*What to produce*
In your copy, repeat the records exactly and leave out the pictures.

*Figure collection entries*
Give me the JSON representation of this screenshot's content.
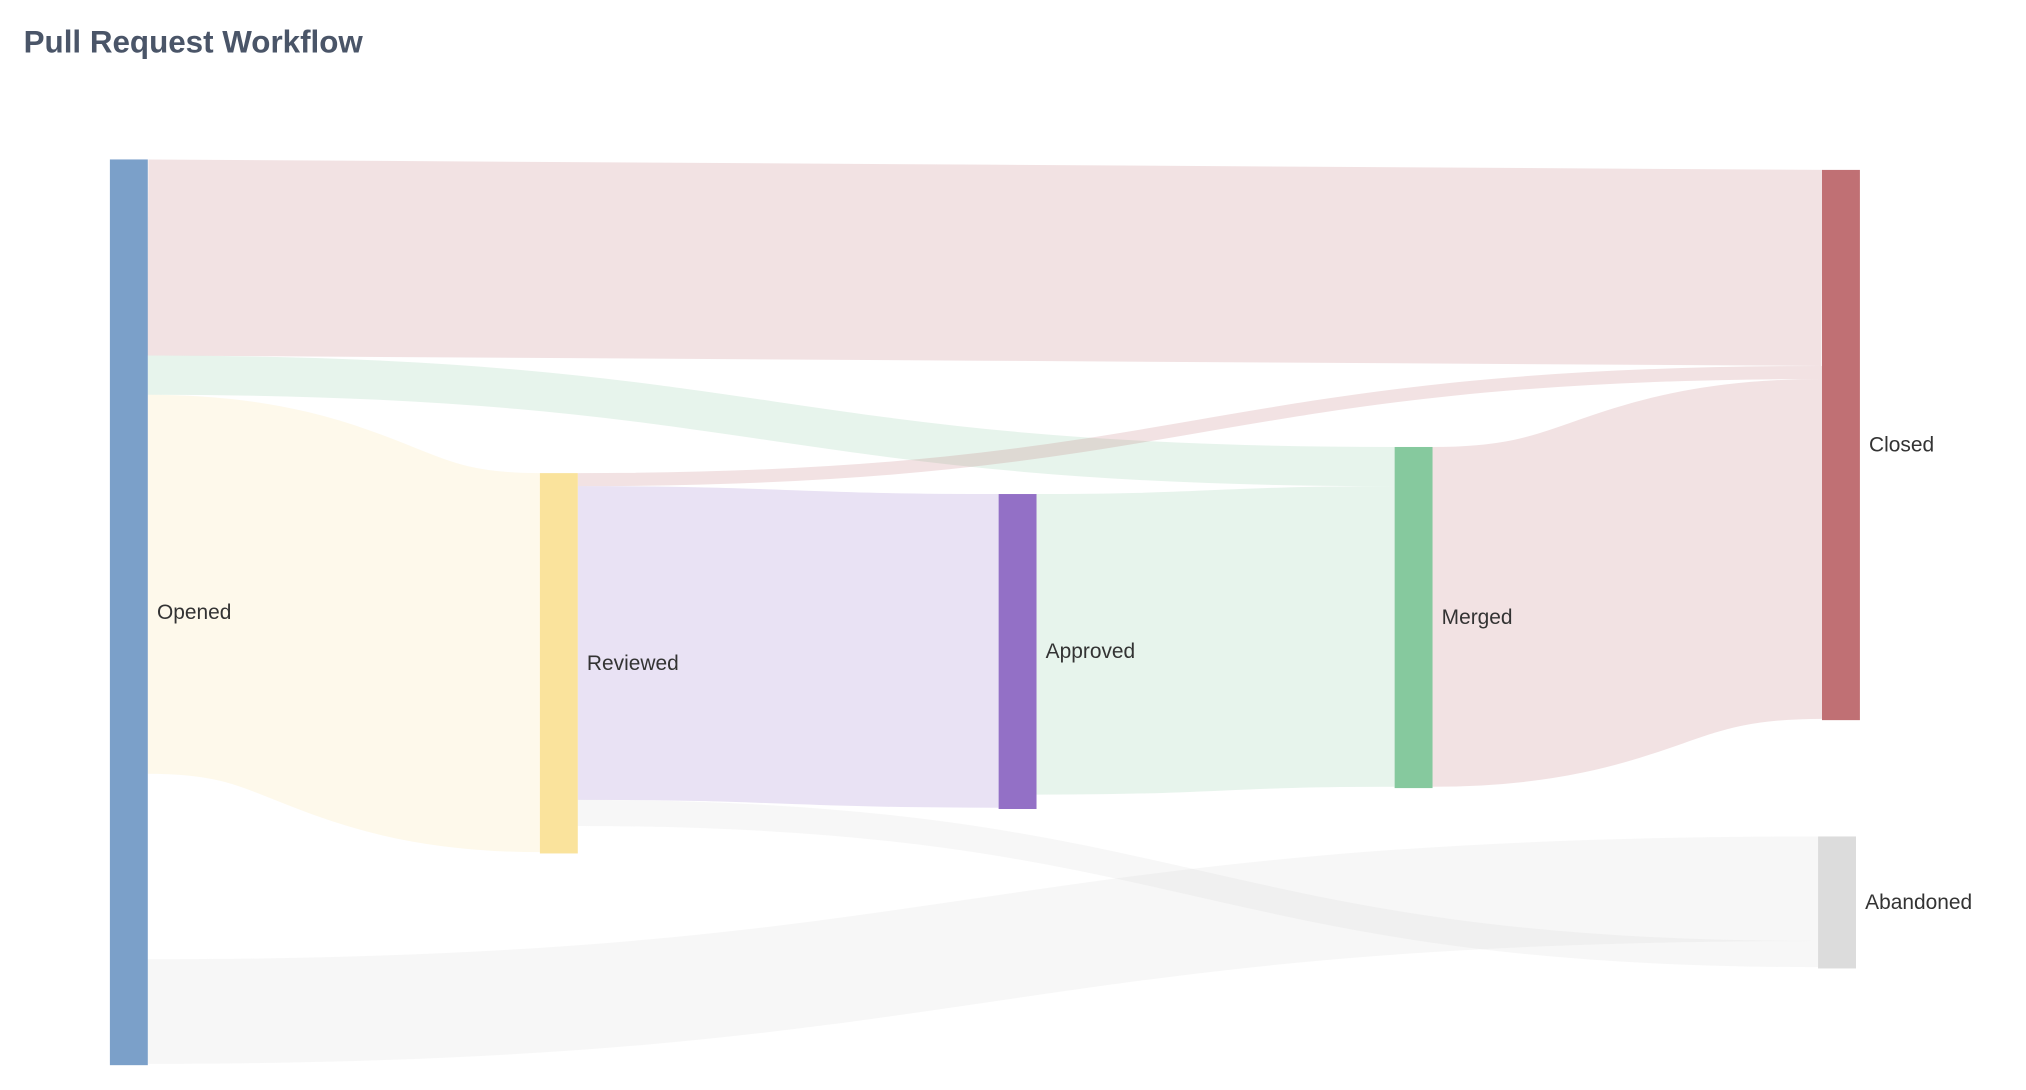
{
  "chart_data": {
    "type": "sankey",
    "title": "Pull Request Workflow",
    "nodes": [
      {
        "id": "Opened",
        "label": "Opened",
        "color": "#7ba0c9"
      },
      {
        "id": "Reviewed",
        "label": "Reviewed",
        "color": "#fae39c"
      },
      {
        "id": "Approved",
        "label": "Approved",
        "color": "#9370c6"
      },
      {
        "id": "Merged",
        "label": "Merged",
        "color": "#86c99e"
      },
      {
        "id": "Closed",
        "label": "Closed",
        "color": "#c07074"
      },
      {
        "id": "Abandoned",
        "label": "Abandoned",
        "color": "#dcdcdc"
      }
    ],
    "links": [
      {
        "source": "Opened",
        "target": "Closed",
        "value": 15
      },
      {
        "source": "Opened",
        "target": "Merged",
        "value": 3
      },
      {
        "source": "Opened",
        "target": "Reviewed",
        "value": 29
      },
      {
        "source": "Opened",
        "target": "Abandoned",
        "value": 8
      },
      {
        "source": "Reviewed",
        "target": "Closed",
        "value": 1
      },
      {
        "source": "Reviewed",
        "target": "Approved",
        "value": 24
      },
      {
        "source": "Reviewed",
        "target": "Abandoned",
        "value": 2
      },
      {
        "source": "Approved",
        "target": "Merged",
        "value": 23
      },
      {
        "source": "Merged",
        "target": "Closed",
        "value": 26
      }
    ],
    "link_coloring": "target node color, translucent"
  }
}
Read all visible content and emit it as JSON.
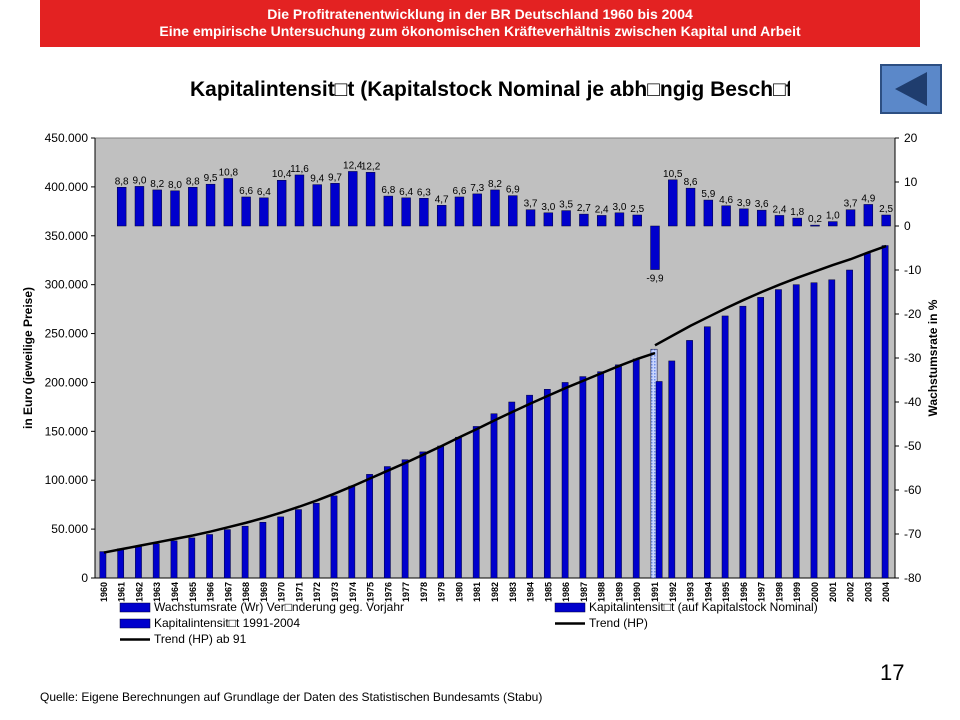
{
  "header": {
    "line1": "Die Profitratenentwicklung in der BR Deutschland 1960 bis 2004",
    "line2": "Eine empirische Untersuchung zum ökonomischen Kräfteverhältnis zwischen Kapital und Arbeit"
  },
  "slide_title": "Kapitalintensit□t (Kapitalstock Nominal je abh□ngig Besch□ftigte",
  "back_button": {
    "icon": "triangle-left-icon",
    "color": "#5b88c9"
  },
  "page_number": "17",
  "source": "Quelle: Eigene Berechnungen auf Grundlage der Daten des Statistischen Bundesamts (Stabu)",
  "colors": {
    "plot_bg": "#c0c0c0",
    "bar_blue": "#0000cc",
    "bar_hatched": "#6f8fe8",
    "trend": "#000000",
    "banner": "#e32222"
  },
  "chart_data": {
    "type": "bar",
    "categories": [
      "1960",
      "1961",
      "1962",
      "1963",
      "1964",
      "1965",
      "1966",
      "1967",
      "1968",
      "1969",
      "1970",
      "1971",
      "1972",
      "1973",
      "1974",
      "1975",
      "1976",
      "1977",
      "1978",
      "1979",
      "1980",
      "1981",
      "1982",
      "1983",
      "1984",
      "1985",
      "1986",
      "1987",
      "1988",
      "1989",
      "1990",
      "1991",
      "1992",
      "1993",
      "1994",
      "1995",
      "1996",
      "1997",
      "1998",
      "1999",
      "2000",
      "2001",
      "2002",
      "2003",
      "2004"
    ],
    "ylabel": "in Euro (jeweilige Preise)",
    "y2label": "Wachstumsrate in %",
    "ylim": [
      0,
      450000
    ],
    "y2lim": [
      -80,
      20
    ],
    "yticks": [
      "0",
      "50.000",
      "100.000",
      "150.000",
      "200.000",
      "250.000",
      "300.000",
      "350.000",
      "400.000",
      "450.000"
    ],
    "y2ticks": [
      "-80",
      "-70",
      "-60",
      "-50",
      "-40",
      "-30",
      "-20",
      "-10",
      "0",
      "10",
      "20"
    ],
    "series": [
      {
        "name": "Wachstumsrate (Wr) Ver□nderung geg. Vorjahr",
        "axis": "right",
        "values": [
          null,
          8.8,
          9.0,
          8.2,
          8.0,
          8.8,
          9.5,
          10.8,
          6.6,
          6.4,
          10.4,
          11.6,
          9.4,
          9.7,
          12.4,
          12.2,
          6.8,
          6.4,
          6.3,
          4.7,
          6.6,
          7.3,
          8.2,
          6.9,
          3.7,
          3.0,
          3.5,
          2.7,
          2.4,
          3.0,
          2.5,
          -9.9,
          10.5,
          8.6,
          5.9,
          4.6,
          3.9,
          3.6,
          2.4,
          1.8,
          0.2,
          1.0,
          3.7,
          4.9,
          2.5
        ],
        "labels": [
          "",
          "8,8",
          "9,0",
          "8,2",
          "8,0",
          "8,8",
          "9,5",
          "10,8",
          "6,6",
          "6,4",
          "10,4",
          "11,6",
          "9,4",
          "9,7",
          "12,4",
          "12,2",
          "6,8",
          "6,4",
          "6,3",
          "4,7",
          "6,6",
          "7,3",
          "8,2",
          "6,9",
          "3,7",
          "3,0",
          "3,5",
          "2,7",
          "2,4",
          "3,0",
          "2,5",
          "-9,9",
          "10,5",
          "8,6",
          "5,9",
          "4,6",
          "3,9",
          "3,6",
          "2,4",
          "1,8",
          "0,2",
          "1,0",
          "3,7",
          "4,9",
          "2,5"
        ]
      },
      {
        "name": "Kapitalintensit□t (auf Kapitalstock Nominal)",
        "axis": "left",
        "values": [
          27000,
          30000,
          32500,
          35000,
          38000,
          41000,
          44500,
          49500,
          53000,
          57000,
          62500,
          70000,
          76500,
          84000,
          94000,
          106000,
          114000,
          121000,
          129000,
          135000,
          144000,
          155000,
          168000,
          180000,
          187000,
          193000,
          200000,
          206000,
          211000,
          218000,
          224000,
          234000,
          null,
          null,
          null,
          null,
          null,
          null,
          null,
          null,
          null,
          null,
          null,
          null,
          null
        ]
      },
      {
        "name": "Kapitalintensit□t 1991-2004",
        "axis": "left",
        "values": [
          null,
          null,
          null,
          null,
          null,
          null,
          null,
          null,
          null,
          null,
          null,
          null,
          null,
          null,
          null,
          null,
          null,
          null,
          null,
          null,
          null,
          null,
          null,
          null,
          null,
          null,
          null,
          null,
          null,
          null,
          null,
          201000,
          222000,
          243000,
          257000,
          268000,
          278000,
          287000,
          295000,
          300000,
          302000,
          305000,
          315000,
          332000,
          340000
        ]
      },
      {
        "name": "Trend (HP)",
        "axis": "left",
        "type": "line",
        "values": [
          26000,
          29500,
          33000,
          36500,
          40000,
          43500,
          47500,
          52000,
          56500,
          61500,
          67000,
          73000,
          79500,
          86500,
          94000,
          102000,
          110000,
          118000,
          126500,
          135000,
          144000,
          152500,
          161500,
          170000,
          178500,
          186500,
          194500,
          202000,
          209500,
          217000,
          224000,
          230000,
          null,
          null,
          null,
          null,
          null,
          null,
          null,
          null,
          null,
          null,
          null,
          null,
          null
        ]
      },
      {
        "name": "Trend (HP) ab 91",
        "axis": "left",
        "type": "line",
        "values": [
          null,
          null,
          null,
          null,
          null,
          null,
          null,
          null,
          null,
          null,
          null,
          null,
          null,
          null,
          null,
          null,
          null,
          null,
          null,
          null,
          null,
          null,
          null,
          null,
          null,
          null,
          null,
          null,
          null,
          null,
          null,
          238000,
          248000,
          258000,
          267000,
          276000,
          284500,
          292500,
          300000,
          307000,
          313500,
          320000,
          326000,
          333000,
          339500
        ]
      }
    ],
    "legend": [
      {
        "label": "Wachstumsrate (Wr) Ver□nderung geg. Vorjahr",
        "kind": "bar"
      },
      {
        "label": "Kapitalintensit□t (auf Kapitalstock Nominal)",
        "kind": "bar"
      },
      {
        "label": "Kapitalintensit□t 1991-2004",
        "kind": "bar"
      },
      {
        "label": "Trend (HP)",
        "kind": "line"
      },
      {
        "label": "Trend (HP) ab 91",
        "kind": "line"
      }
    ],
    "legend_position": "bottom"
  }
}
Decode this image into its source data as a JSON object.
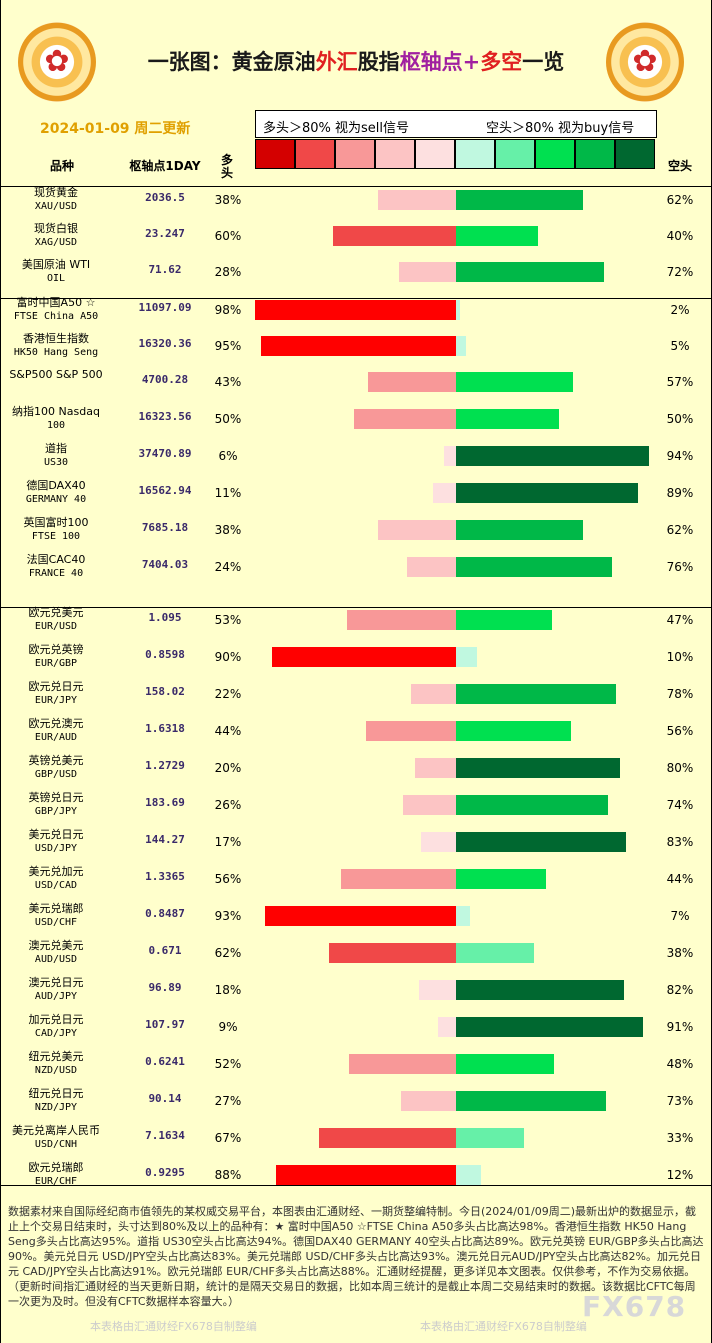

*Finished task*
Give me the JSON representation of this screenshot's content.
{
  "chart_data": {
    "type": "sankey",
    "title": "Pull Request Workflow",
    "nodes": [
      {
        "id": "Opened",
        "label": "Opened",
        "color": "#7ba0c9"
      },
      {
        "id": "Reviewed",
        "label": "Reviewed",
        "color": "#fae39c"
      },
      {
        "id": "Approved",
        "label": "Approved",
        "color": "#9370c6"
      },
      {
        "id": "Merged",
        "label": "Merged",
        "color": "#86c99e"
      },
      {
        "id": "Closed",
        "label": "Closed",
        "color": "#c07074"
      },
      {
        "id": "Abandoned",
        "label": "Abandoned",
        "color": "#dcdcdc"
      }
    ],
    "links": [
      {
        "source": "Opened",
        "target": "Closed",
        "value": 15
      },
      {
        "source": "Opened",
        "target": "Merged",
        "value": 3
      },
      {
        "source": "Opened",
        "target": "Reviewed",
        "value": 29
      },
      {
        "source": "Opened",
        "target": "Abandoned",
        "value": 8
      },
      {
        "source": "Reviewed",
        "target": "Closed",
        "value": 1
      },
      {
        "source": "Reviewed",
        "target": "Approved",
        "value": 24
      },
      {
        "source": "Reviewed",
        "target": "Abandoned",
        "value": 2
      },
      {
        "source": "Approved",
        "target": "Merged",
        "value": 23
      },
      {
        "source": "Merged",
        "target": "Closed",
        "value": 26
      }
    ],
    "link_coloring": "target node color, translucent"
  }
}
Read all visible content and emit it as JSON.
{
  "header": {
    "line1": "Die Profitratenentwicklung in der BR Deutschland 1960 bis 2004",
    "line2": "Eine empirische Untersuchung zum ökonomischen Kräfteverhältnis zwischen Kapital und Arbeit"
  },
  "slide_title": "Kapitalintensit□t (Kapitalstock Nominal je abh□ngig Besch□ftigte",
  "back_button": {
    "icon": "triangle-left-icon",
    "color": "#5b88c9"
  },
  "page_number": "17",
  "source": "Quelle: Eigene Berechnungen auf Grundlage der Daten des Statistischen Bundesamts (Stabu)",
  "colors": {
    "plot_bg": "#c0c0c0",
    "bar_blue": "#0000cc",
    "bar_hatched": "#6f8fe8",
    "trend": "#000000",
    "banner": "#e32222"
  },
  "chart_data": {
    "type": "bar",
    "categories": [
      "1960",
      "1961",
      "1962",
      "1963",
      "1964",
      "1965",
      "1966",
      "1967",
      "1968",
      "1969",
      "1970",
      "1971",
      "1972",
      "1973",
      "1974",
      "1975",
      "1976",
      "1977",
      "1978",
      "1979",
      "1980",
      "1981",
      "1982",
      "1983",
      "1984",
      "1985",
      "1986",
      "1987",
      "1988",
      "1989",
      "1990",
      "1991",
      "1992",
      "1993",
      "1994",
      "1995",
      "1996",
      "1997",
      "1998",
      "1999",
      "2000",
      "2001",
      "2002",
      "2003",
      "2004"
    ],
    "ylabel": "in Euro (jeweilige Preise)",
    "y2label": "Wachstumsrate in %",
    "ylim": [
      0,
      450000
    ],
    "y2lim": [
      -80,
      20
    ],
    "yticks": [
      "0",
      "50.000",
      "100.000",
      "150.000",
      "200.000",
      "250.000",
      "300.000",
      "350.000",
      "400.000",
      "450.000"
    ],
    "y2ticks": [
      "-80",
      "-70",
      "-60",
      "-50",
      "-40",
      "-30",
      "-20",
      "-10",
      "0",
      "10",
      "20"
    ],
    "series": [
      {
        "name": "Wachstumsrate (Wr) Ver□nderung geg. Vorjahr",
        "axis": "right",
        "values": [
          null,
          8.8,
          9.0,
          8.2,
          8.0,
          8.8,
          9.5,
          10.8,
          6.6,
          6.4,
          10.4,
          11.6,
          9.4,
          9.7,
          12.4,
          12.2,
          6.8,
          6.4,
          6.3,
          4.7,
          6.6,
          7.3,
          8.2,
          6.9,
          3.7,
          3.0,
          3.5,
          2.7,
          2.4,
          3.0,
          2.5,
          -9.9,
          10.5,
          8.6,
          5.9,
          4.6,
          3.9,
          3.6,
          2.4,
          1.8,
          0.2,
          1.0,
          3.7,
          4.9,
          2.5
        ],
        "labels": [
          "",
          "8,8",
          "9,0",
          "8,2",
          "8,0",
          "8,8",
          "9,5",
          "10,8",
          "6,6",
          "6,4",
          "10,4",
          "11,6",
          "9,4",
          "9,7",
          "12,4",
          "12,2",
          "6,8",
          "6,4",
          "6,3",
          "4,7",
          "6,6",
          "7,3",
          "8,2",
          "6,9",
          "3,7",
          "3,0",
          "3,5",
          "2,7",
          "2,4",
          "3,0",
          "2,5",
          "-9,9",
          "10,5",
          "8,6",
          "5,9",
          "4,6",
          "3,9",
          "3,6",
          "2,4",
          "1,8",
          "0,2",
          "1,0",
          "3,7",
          "4,9",
          "2,5"
        ]
      },
      {
        "name": "Kapitalintensit□t (auf Kapitalstock Nominal)",
        "axis": "left",
        "values": [
          27000,
          30000,
          32500,
          35000,
          38000,
          41000,
          44500,
          49500,
          53000,
          57000,
          62500,
          70000,
          76500,
          84000,
          94000,
          106000,
          114000,
          121000,
          129000,
          135000,
          144000,
          155000,
          168000,
          180000,
          187000,
          193000,
          200000,
          206000,
          211000,
          218000,
          224000,
          234000,
          null,
          null,
          null,
          null,
          null,
          null,
          null,
          null,
          null,
          null,
          null,
          null,
          null
        ]
      },
      {
        "name": "Kapitalintensit□t 1991-2004",
        "axis": "left",
        "values": [
          null,
          null,
          null,
          null,
          null,
          null,
          null,
          null,
          null,
          null,
          null,
          null,
          null,
          null,
          null,
          null,
          null,
          null,
          null,
          null,
          null,
          null,
          null,
          null,
          null,
          null,
          null,
          null,
          null,
          null,
          null,
          201000,
          222000,
          243000,
          257000,
          268000,
          278000,
          287000,
          295000,
          300000,
          302000,
          305000,
          315000,
          332000,
          340000
        ]
      },
      {
        "name": "Trend (HP)",
        "axis": "left",
        "type": "line",
        "values": [
          26000,
          29500,
          33000,
          36500,
          40000,
          43500,
          47500,
          52000,
          56500,
          61500,
          67000,
          73000,
          79500,
          86500,
          94000,
          102000,
          110000,
          118000,
          126500,
          135000,
          144000,
          152500,
          161500,
          170000,
          178500,
          186500,
          194500,
          202000,
          209500,
          217000,
          224000,
          230000,
          null,
          null,
          null,
          null,
          null,
          null,
          null,
          null,
          null,
          null,
          null,
          null,
          null
        ]
      },
      {
        "name": "Trend (HP) ab 91",
        "axis": "left",
        "type": "line",
        "values": [
          null,
          null,
          null,
          null,
          null,
          null,
          null,
          null,
          null,
          null,
          null,
          null,
          null,
          null,
          null,
          null,
          null,
          null,
          null,
          null,
          null,
          null,
          null,
          null,
          null,
          null,
          null,
          null,
          null,
          null,
          null,
          238000,
          248000,
          258000,
          267000,
          276000,
          284500,
          292500,
          300000,
          307000,
          313500,
          320000,
          326000,
          333000,
          339500
        ]
      }
    ],
    "legend": [
      {
        "label": "Wachstumsrate (Wr) Ver□nderung geg. Vorjahr",
        "kind": "bar"
      },
      {
        "label": "Kapitalintensit□t (auf Kapitalstock Nominal)",
        "kind": "bar"
      },
      {
        "label": "Kapitalintensit□t 1991-2004",
        "kind": "bar"
      },
      {
        "label": "Trend (HP)",
        "kind": "line"
      },
      {
        "label": "Trend (HP) ab 91",
        "kind": "line"
      }
    ],
    "legend_position": "bottom"
  }
}
Decode this image into its source data as a JSON object.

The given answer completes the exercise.